Stated task: Below are the entries; count the lines in them that contain the word "JSON" and give only the number.

Extracted data:
——

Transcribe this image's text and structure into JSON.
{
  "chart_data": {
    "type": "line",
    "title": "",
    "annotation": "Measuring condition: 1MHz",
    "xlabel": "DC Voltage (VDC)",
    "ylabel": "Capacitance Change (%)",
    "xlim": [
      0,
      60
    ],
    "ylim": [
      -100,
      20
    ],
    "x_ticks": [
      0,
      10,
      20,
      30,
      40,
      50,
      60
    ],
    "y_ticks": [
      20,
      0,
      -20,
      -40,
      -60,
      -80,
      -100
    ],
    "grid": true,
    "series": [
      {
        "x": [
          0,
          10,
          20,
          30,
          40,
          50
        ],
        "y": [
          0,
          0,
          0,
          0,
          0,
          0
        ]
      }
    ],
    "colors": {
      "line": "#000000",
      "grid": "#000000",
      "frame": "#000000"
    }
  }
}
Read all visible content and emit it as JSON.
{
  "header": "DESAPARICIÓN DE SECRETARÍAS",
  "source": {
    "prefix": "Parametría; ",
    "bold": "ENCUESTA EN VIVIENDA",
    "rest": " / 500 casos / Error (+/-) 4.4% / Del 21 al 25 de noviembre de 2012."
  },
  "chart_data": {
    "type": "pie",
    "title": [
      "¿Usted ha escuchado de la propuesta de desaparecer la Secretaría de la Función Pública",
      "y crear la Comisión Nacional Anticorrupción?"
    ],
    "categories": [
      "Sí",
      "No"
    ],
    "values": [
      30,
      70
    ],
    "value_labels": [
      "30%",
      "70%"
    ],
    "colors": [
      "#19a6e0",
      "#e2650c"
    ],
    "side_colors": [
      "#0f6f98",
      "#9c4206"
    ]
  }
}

——

Task response: 2